-------- QUOTED PASSAGE --------

Saturday, August 7, 2004

wind

Wind can be such an exasperating thing. In a typical spring, winds here in the Albuquerque frequently gust to 50 mph, and the howling that results causes the cats to hide under the bed. I howled myself, but in frustration as I tried to garden on that first warm weekend. The pots flew around the yard, mulch flew in my eyes, and the wind even knocked me off my feet as I bent down to plant. Just as bad were the snapped lush stems of the lilies, and the shredded dehydrated leaves of my newly purchased plants. I discovered that wind like this could occur at any time of the year here. I could fight the wind, but a garden enclosed with sturdy structures was not what I had in mind. But how would I make lemonade out of lemons?

First I had to give up the idea of control. You can’t control the wind here. So I had to accept that there would be some days that I don’t garden outside, just as during snowy or rainy days. Then, instead of just choosing plants simply on the basis of wind tolerance, I decided to focus on the things that I like about wind. I realized that I loved the look of the wind as it rippled in waves across grass, adding movement and rhythm to the landscape. I planted Calamogrostis x acutifolia ‘Karl Foerster’ which has a neat upright form that I craved.

The tough, thin stems seem to easily take all sorts of abuse from the wind and bounce back up after every gust. Pennisetum setaceum has a similar effect, but use it as an annual in cold climates, and only plant sterile varieties as it can invade wild areas. Other grasses that do “the wave” include Andropogon gerardii, or Big Bluestem. This plains grass forms clumps of upright bluish foliage to six feet tall if irrigated, 3-4 feet if not. The turkey-foot seed heads wave in the wind, reminding me of a gospel choir with their hands in the air. The whole plant turns beautiful shades of red, orange, and russet brown in the fall. I have lined a walkway with Big Bluestem and interplanted with Salvia azurea, whose long stems topped with sky blue flowers sway in unison with the grass. I have been wary about falling for the charms of Mexican feathergrass (Stipa tenuissima). It has silky seed heads which ripple delightfully in the wind, but later the delicate seed heads matt together like a mangy dog and the plants self-seed aggressively. New Mexico feathergrass (Stipa neomexicana) and the closely related needle-and-thread grass (Stipa comata) are other valuable members of the genus Stipa. These two species produce eight-inch pale green awns that shimmer like silk and seem to float in a breeze. Last summer the banks of this grass along I-40 west of the city were breathtaking. The early season awns drop after several weeks, leaving attractive sheaths. These last the rest of the summer and into winter. Be careful of the awns if you have pets. This plant isn’t called needle-and-thread grass for nothing. Little bluestem (Schizachyrium scoparium) sways beautifully in the wind also, and has the added attraction of russet fall and winter color, and seeds that catch the late afternoon light in fairy-dust sparkles. I prefer the staunchly upright forms of the grass, which stay upright even through snow, but for a more relaxed garden, plant seedlings, which have a variety of forms and colors, from summer silver to green, fall reds to tans, upright or slouching.

--------

▶ [GIVEN EXERCISE 1]
Decide whether each statement below agrees with the wind post, and answer yes or no, quoting the words of the post that settle it.
(a) Big Bluestem reaches six feet tall even without irrigation.
(b) The writer lined a walkway with Big Bluestem.
(c) Pennisetum setaceum should be grown as a perennial in cold climates.
▶ [GIVEN EXERCISE 2] Print the stretch of the wind post that begins at the words "First I had" and stops after "that I craved.".

-------- AVAILABLE DATA --------

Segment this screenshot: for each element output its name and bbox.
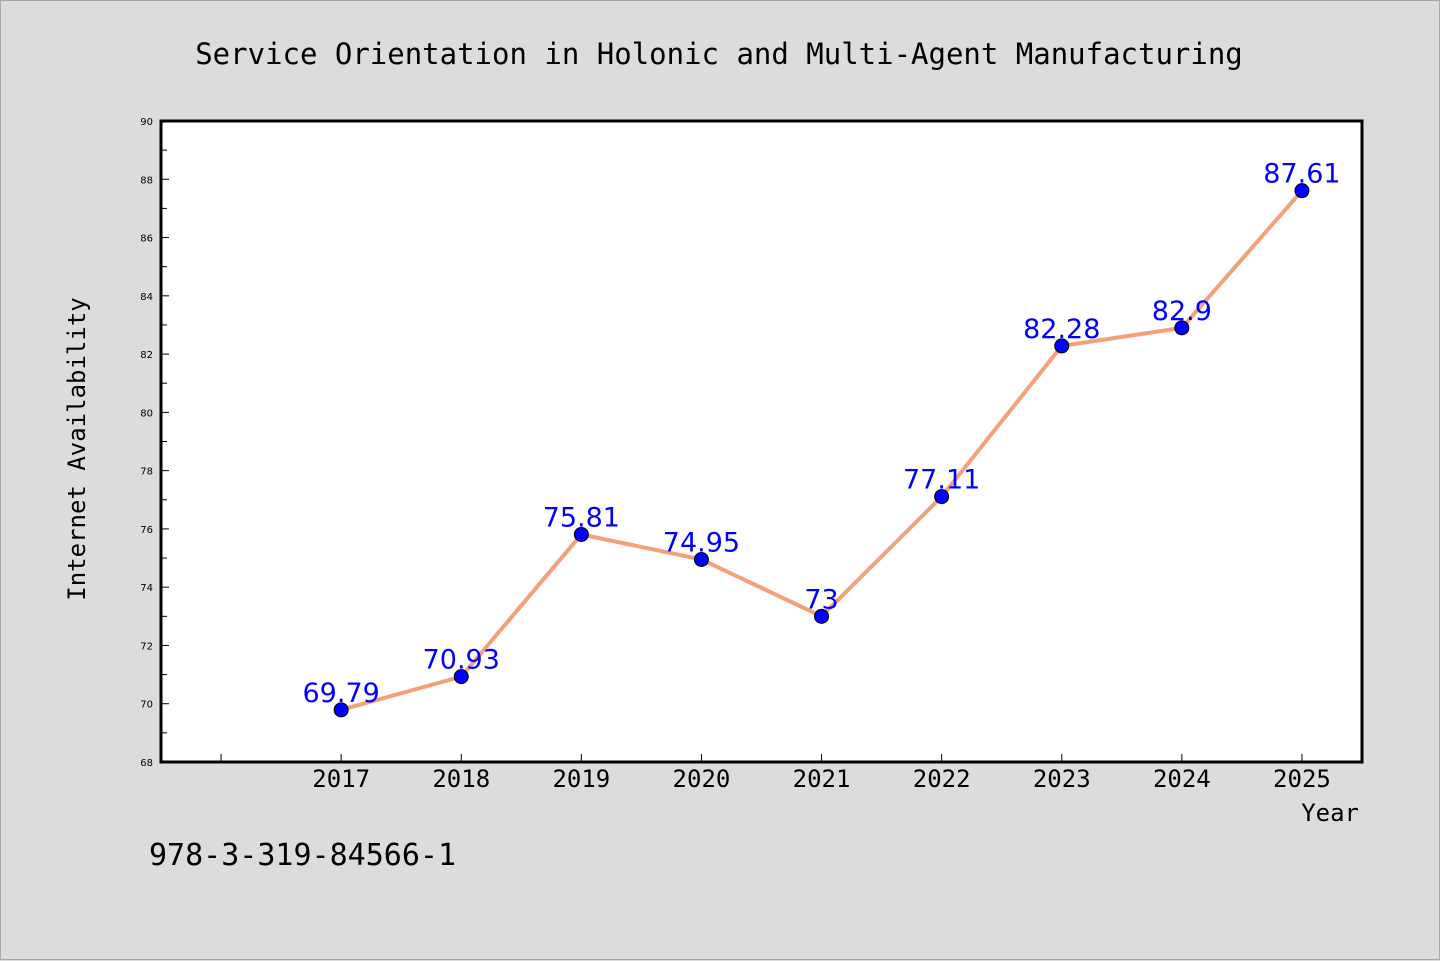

--------

▶ [FINISHED ANSWER 1]
(a) No: "to six feet tall if irrigated, 3-4 feet if not."
(b) Yes: "I have lined a walkway with Big Bluestem"
(c) No: "use it as an annual in cold climates"

▶ [FINISHED ANSWER 2]
First I had to give up the idea of control. You can’t control the wind here. So I had to accept that there would be some days that I don’t garden outside, just as during snowy or rainy days. Then, instead of just choosing plants simply on the basis of wind tolerance, I decided to focus on the things that I like about wind. I realized that I loved the look of the wind as it rippled in waves across grass, adding movement and rhythm to the landscape. I planted Calamogrostis x acutifolia ‘Karl Foerster’ which has a neat upright form that I craved.